┌──

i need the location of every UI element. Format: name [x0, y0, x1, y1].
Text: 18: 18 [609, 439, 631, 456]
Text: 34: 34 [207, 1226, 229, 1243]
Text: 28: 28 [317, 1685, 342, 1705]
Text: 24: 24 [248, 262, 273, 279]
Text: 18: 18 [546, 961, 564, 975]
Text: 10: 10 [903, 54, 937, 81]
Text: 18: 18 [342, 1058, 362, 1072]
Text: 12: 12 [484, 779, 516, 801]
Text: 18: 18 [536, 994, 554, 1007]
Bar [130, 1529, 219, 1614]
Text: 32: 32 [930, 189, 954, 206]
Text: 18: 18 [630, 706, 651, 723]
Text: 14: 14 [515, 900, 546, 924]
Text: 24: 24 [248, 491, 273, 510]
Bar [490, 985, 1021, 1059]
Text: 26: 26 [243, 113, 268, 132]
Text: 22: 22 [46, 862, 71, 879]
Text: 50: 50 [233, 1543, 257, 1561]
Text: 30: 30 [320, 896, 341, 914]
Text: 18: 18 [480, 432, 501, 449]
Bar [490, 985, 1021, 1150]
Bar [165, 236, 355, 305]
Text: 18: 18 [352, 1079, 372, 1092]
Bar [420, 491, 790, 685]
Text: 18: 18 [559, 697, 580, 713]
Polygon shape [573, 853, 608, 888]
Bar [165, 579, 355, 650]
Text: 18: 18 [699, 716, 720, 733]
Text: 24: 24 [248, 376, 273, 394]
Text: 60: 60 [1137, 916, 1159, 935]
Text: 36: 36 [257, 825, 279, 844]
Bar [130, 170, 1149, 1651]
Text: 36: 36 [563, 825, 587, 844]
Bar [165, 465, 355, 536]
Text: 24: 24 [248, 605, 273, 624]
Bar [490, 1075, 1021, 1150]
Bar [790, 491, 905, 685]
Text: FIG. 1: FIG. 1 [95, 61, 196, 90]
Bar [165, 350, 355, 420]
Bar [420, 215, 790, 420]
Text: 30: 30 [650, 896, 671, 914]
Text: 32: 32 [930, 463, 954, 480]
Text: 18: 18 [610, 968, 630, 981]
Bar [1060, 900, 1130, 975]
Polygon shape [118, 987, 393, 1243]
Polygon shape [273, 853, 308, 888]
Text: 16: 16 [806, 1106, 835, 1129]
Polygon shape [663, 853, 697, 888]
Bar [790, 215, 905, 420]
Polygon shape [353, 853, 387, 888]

└──

## What the exercise asks
Reproduce the full listing above line for line, keeping every character unchanged.

## Exercise response
i need the location of every UI element. Format: name [x0, y0, x1, y1].
Text: 18: 18 [609, 439, 631, 456]
Text: 34: 34 [207, 1226, 229, 1243]
Text: 28: 28 [317, 1685, 342, 1705]
Text: 24: 24 [248, 262, 273, 279]
Text: 18: 18 [546, 961, 564, 975]
Text: 10: 10 [903, 54, 937, 81]
Text: 18: 18 [342, 1058, 362, 1072]
Text: 12: 12 [484, 779, 516, 801]
Text: 18: 18 [536, 994, 554, 1007]
Bar [130, 1529, 219, 1614]
Text: 32: 32 [930, 189, 954, 206]
Text: 18: 18 [630, 706, 651, 723]
Text: 14: 14 [515, 900, 546, 924]
Text: 24: 24 [248, 491, 273, 510]
Bar [490, 985, 1021, 1059]
Text: 26: 26 [243, 113, 268, 132]
Text: 22: 22 [46, 862, 71, 879]
Text: 50: 50 [233, 1543, 257, 1561]
Text: 30: 30 [320, 896, 341, 914]
Text: 18: 18 [480, 432, 501, 449]
Bar [490, 985, 1021, 1150]
Bar [165, 236, 355, 305]
Text: 18: 18 [352, 1079, 372, 1092]
Bar [420, 491, 790, 685]
Text: 18: 18 [559, 697, 580, 713]
Polygon shape [573, 853, 608, 888]
Bar [165, 579, 355, 650]
Text: 18: 18 [699, 716, 720, 733]
Text: 24: 24 [248, 376, 273, 394]
Text: 60: 60 [1137, 916, 1159, 935]
Text: 36: 36 [257, 825, 279, 844]
Bar [130, 170, 1149, 1651]
Text: 36: 36 [563, 825, 587, 844]
Bar [165, 465, 355, 536]
Text: 24: 24 [248, 605, 273, 624]
Bar [490, 1075, 1021, 1150]
Bar [790, 491, 905, 685]
Text: FIG. 1: FIG. 1 [95, 61, 196, 90]
Bar [165, 350, 355, 420]
Bar [420, 215, 790, 420]
Text: 30: 30 [650, 896, 671, 914]
Text: 32: 32 [930, 463, 954, 480]
Text: 18: 18 [610, 968, 630, 981]
Bar [1060, 900, 1130, 975]
Polygon shape [118, 987, 393, 1243]
Polygon shape [273, 853, 308, 888]
Text: 16: 16 [806, 1106, 835, 1129]
Polygon shape [663, 853, 697, 888]
Bar [790, 215, 905, 420]
Polygon shape [353, 853, 387, 888]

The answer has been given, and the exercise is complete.